**Exercise aim:** Look for the word "text" in each line and report the count of matching lines, with nothing added.

(Records from a collection)
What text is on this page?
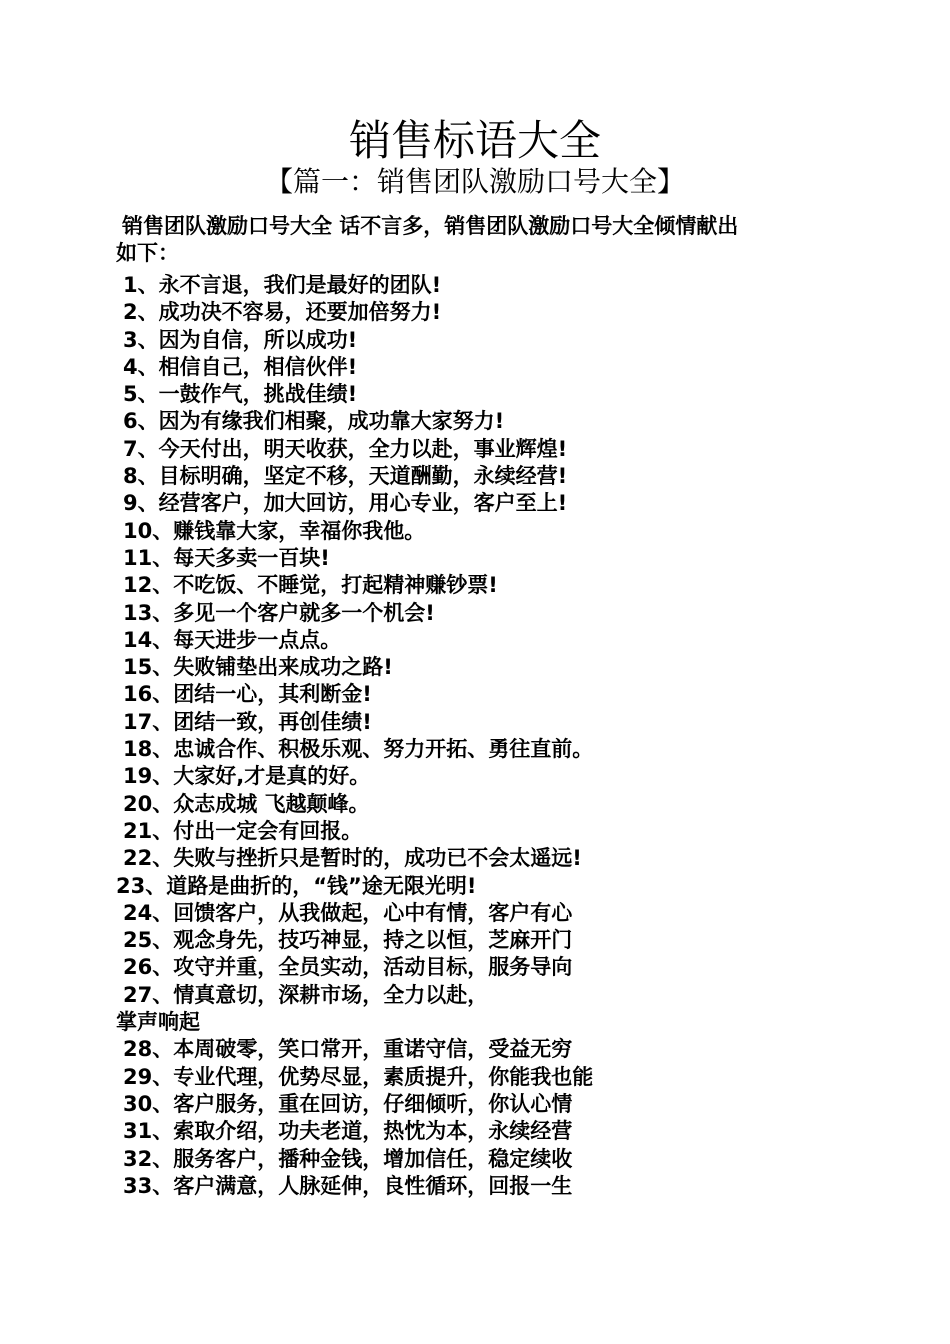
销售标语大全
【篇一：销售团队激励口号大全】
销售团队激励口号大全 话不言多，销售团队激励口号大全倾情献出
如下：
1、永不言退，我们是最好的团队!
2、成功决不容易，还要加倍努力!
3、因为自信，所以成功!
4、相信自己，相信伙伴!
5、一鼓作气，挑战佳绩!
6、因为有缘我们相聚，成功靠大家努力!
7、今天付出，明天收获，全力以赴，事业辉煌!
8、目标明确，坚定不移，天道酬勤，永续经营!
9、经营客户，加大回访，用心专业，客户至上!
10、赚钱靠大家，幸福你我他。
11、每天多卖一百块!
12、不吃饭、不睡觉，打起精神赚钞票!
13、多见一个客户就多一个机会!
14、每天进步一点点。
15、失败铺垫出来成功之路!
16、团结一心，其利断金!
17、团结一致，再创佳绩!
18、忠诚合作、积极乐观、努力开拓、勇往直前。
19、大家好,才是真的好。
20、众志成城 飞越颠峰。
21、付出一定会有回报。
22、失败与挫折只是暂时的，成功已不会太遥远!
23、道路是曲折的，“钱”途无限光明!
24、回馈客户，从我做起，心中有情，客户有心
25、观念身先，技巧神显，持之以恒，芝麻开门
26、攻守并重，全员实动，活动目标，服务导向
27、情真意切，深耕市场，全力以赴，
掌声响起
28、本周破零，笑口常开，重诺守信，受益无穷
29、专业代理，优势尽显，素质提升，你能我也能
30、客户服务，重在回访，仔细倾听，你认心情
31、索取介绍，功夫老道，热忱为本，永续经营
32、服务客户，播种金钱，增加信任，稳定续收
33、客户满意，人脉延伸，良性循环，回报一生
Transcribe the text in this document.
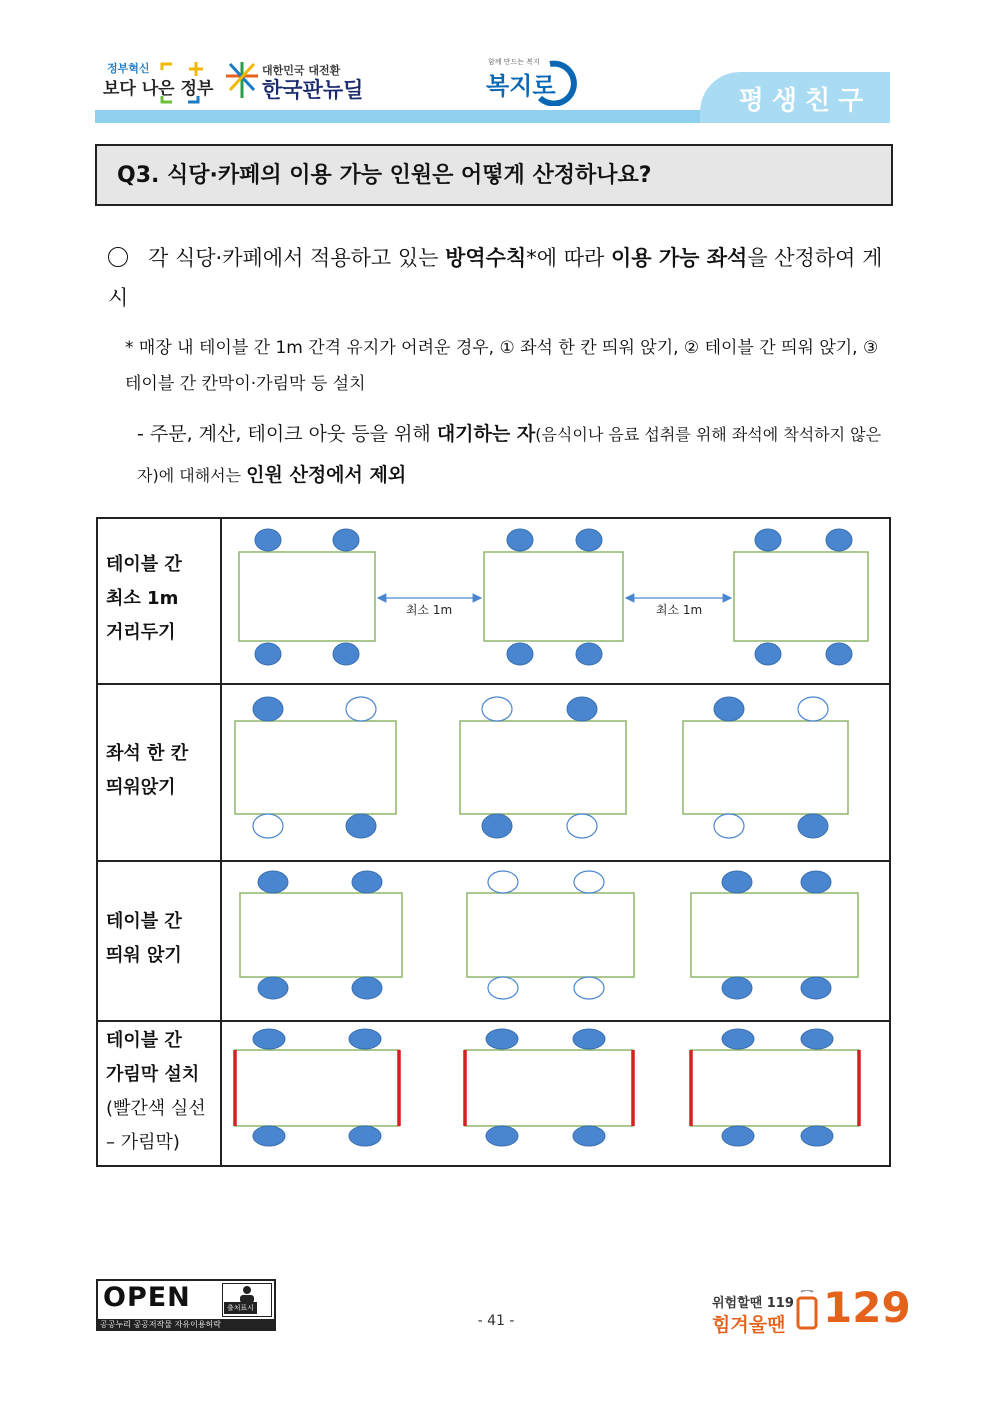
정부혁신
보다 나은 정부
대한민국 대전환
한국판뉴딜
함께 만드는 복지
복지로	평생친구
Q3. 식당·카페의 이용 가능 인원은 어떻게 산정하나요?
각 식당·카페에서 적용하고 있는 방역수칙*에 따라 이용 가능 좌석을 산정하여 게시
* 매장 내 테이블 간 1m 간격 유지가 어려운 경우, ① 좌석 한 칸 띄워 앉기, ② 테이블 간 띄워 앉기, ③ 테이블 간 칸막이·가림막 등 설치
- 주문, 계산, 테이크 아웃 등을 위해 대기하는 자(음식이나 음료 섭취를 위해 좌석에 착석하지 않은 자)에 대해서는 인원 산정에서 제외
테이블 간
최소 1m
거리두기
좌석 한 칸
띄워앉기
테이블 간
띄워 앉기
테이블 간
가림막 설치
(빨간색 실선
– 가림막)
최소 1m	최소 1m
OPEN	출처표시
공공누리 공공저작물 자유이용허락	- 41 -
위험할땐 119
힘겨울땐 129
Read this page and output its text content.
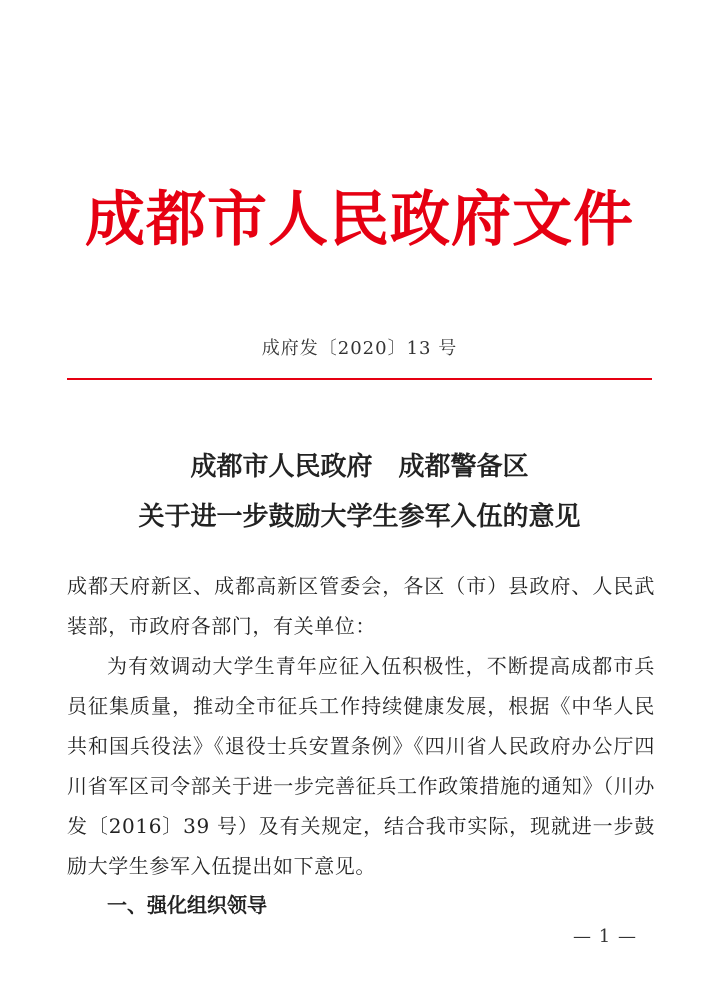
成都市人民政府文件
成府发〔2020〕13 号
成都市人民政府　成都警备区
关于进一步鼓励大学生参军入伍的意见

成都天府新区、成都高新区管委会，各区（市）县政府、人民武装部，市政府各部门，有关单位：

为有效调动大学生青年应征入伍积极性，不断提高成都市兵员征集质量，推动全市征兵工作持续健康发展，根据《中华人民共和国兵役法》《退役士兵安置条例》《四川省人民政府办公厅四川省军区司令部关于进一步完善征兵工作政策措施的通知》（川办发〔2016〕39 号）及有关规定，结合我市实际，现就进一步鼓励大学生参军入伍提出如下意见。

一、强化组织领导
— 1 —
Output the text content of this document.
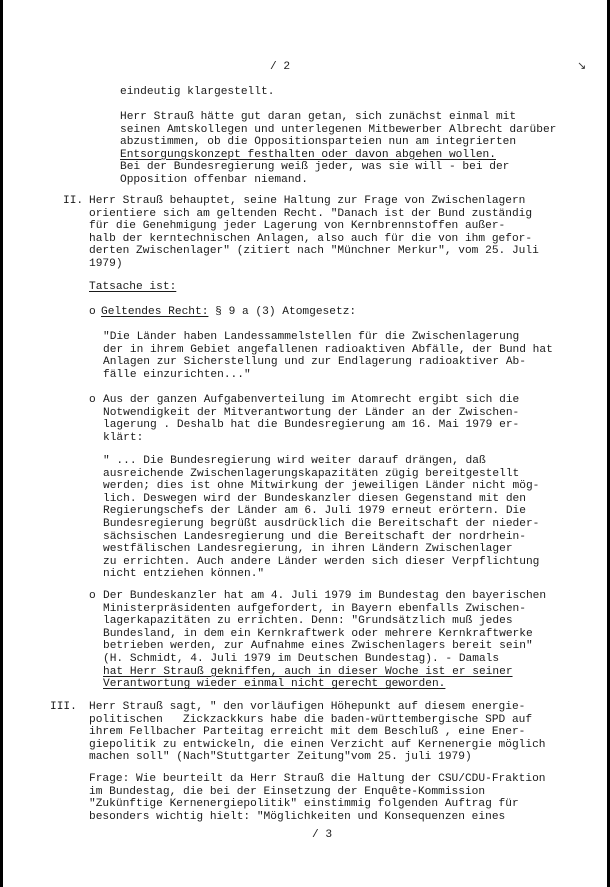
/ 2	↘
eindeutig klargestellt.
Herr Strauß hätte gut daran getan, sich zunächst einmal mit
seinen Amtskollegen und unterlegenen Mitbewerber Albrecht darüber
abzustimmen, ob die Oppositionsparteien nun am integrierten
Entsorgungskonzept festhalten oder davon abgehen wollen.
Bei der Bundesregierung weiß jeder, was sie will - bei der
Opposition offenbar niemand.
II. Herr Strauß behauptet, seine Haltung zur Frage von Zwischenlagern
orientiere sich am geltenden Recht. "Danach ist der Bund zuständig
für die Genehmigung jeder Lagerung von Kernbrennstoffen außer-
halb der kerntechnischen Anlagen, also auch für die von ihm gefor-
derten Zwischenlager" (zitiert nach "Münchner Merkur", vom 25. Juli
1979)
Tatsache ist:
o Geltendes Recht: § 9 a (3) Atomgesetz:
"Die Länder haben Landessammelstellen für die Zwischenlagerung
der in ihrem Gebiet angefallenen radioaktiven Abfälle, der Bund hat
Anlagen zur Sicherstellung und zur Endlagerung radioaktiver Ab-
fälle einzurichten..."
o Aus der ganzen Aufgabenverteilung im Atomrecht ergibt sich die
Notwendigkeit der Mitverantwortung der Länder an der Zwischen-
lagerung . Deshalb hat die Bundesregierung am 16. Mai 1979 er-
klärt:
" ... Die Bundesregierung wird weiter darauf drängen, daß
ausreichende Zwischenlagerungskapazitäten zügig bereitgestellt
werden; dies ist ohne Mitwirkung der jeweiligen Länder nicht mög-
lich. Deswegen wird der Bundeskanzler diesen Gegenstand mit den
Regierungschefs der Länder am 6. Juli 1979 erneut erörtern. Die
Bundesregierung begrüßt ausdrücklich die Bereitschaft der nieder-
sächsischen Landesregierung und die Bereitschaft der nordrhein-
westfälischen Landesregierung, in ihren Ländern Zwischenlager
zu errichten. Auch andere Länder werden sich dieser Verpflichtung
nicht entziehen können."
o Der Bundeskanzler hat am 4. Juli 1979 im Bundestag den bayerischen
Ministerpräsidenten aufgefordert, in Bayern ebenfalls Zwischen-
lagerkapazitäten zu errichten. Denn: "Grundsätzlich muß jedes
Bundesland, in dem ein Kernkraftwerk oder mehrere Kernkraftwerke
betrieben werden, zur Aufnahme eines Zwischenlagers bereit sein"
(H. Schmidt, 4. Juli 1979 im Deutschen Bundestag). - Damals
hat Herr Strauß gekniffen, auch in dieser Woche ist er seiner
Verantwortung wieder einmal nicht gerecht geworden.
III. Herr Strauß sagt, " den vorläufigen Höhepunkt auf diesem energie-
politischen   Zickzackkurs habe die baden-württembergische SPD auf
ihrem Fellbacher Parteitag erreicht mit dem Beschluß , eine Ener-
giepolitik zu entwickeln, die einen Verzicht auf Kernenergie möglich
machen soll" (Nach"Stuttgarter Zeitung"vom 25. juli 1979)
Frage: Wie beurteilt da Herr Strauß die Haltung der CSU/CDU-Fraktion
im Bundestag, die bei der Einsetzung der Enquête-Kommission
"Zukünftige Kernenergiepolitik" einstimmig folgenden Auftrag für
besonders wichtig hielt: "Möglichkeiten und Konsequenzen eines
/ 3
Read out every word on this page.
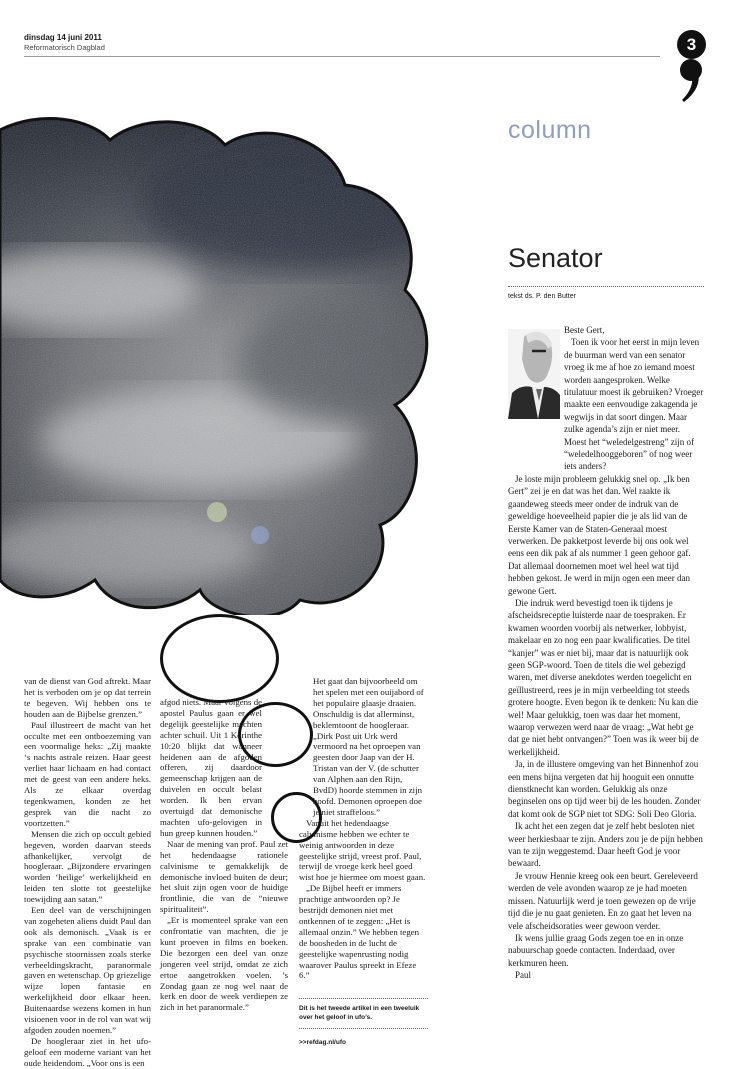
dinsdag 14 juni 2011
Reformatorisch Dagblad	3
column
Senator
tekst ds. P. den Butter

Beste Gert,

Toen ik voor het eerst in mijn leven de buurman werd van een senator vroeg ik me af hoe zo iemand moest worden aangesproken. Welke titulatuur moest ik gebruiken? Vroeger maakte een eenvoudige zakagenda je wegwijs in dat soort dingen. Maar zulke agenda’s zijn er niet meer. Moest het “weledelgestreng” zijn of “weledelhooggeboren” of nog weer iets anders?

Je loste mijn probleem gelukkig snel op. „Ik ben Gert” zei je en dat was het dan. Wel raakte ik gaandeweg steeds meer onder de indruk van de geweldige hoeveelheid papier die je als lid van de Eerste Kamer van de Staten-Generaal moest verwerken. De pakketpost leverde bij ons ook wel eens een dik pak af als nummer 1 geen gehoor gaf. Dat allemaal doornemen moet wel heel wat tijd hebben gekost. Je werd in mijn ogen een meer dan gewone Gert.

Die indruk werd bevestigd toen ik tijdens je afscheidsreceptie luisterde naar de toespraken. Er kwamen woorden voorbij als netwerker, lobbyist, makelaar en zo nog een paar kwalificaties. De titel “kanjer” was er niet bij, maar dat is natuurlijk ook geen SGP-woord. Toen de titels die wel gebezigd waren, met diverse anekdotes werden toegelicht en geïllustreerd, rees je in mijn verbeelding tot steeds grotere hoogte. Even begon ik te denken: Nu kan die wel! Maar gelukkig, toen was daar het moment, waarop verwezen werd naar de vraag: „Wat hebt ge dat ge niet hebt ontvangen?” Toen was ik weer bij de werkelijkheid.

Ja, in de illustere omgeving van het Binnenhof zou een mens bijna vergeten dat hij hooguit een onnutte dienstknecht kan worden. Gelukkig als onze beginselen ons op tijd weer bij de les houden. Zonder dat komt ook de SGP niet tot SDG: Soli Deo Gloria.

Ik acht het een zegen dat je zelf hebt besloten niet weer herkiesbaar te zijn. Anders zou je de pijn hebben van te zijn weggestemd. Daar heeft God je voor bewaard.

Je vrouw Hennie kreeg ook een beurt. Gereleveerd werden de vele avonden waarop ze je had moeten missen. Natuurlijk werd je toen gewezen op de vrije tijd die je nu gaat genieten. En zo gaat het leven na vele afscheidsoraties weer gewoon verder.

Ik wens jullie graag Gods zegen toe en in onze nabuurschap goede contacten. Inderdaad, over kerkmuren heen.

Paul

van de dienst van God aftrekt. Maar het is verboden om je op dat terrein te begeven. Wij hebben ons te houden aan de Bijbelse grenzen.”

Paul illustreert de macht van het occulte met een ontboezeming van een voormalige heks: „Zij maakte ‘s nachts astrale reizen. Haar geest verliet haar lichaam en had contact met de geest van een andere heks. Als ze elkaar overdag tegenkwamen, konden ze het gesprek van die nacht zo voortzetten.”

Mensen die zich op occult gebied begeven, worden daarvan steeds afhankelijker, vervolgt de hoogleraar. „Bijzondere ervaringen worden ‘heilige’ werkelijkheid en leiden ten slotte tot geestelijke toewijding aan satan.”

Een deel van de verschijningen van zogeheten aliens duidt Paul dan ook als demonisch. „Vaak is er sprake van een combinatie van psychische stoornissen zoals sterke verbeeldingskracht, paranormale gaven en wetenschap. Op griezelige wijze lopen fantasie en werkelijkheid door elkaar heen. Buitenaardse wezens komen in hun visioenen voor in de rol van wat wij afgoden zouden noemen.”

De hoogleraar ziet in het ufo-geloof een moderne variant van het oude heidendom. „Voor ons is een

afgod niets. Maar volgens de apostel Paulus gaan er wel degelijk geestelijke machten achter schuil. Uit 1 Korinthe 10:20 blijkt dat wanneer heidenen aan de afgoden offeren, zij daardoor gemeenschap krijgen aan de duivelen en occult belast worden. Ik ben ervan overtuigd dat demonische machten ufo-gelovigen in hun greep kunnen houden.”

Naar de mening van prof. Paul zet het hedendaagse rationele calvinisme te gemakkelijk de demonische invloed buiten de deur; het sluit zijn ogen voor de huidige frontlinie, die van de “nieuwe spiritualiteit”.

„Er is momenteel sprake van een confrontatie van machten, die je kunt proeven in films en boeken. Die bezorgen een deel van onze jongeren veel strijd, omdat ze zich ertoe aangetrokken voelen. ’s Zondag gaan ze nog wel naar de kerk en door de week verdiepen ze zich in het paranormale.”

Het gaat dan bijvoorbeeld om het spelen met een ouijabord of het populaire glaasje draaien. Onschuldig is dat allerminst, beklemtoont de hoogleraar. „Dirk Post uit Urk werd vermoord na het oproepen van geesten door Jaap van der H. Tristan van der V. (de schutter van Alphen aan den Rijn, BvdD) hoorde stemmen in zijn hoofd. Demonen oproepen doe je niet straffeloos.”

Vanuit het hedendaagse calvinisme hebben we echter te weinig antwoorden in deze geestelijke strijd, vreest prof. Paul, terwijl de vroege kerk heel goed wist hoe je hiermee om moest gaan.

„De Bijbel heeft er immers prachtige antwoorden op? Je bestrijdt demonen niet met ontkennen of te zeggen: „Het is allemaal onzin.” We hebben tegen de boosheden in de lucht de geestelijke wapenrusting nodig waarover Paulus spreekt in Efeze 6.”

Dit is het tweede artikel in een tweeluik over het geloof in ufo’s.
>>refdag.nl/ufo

**Expected answer:** 4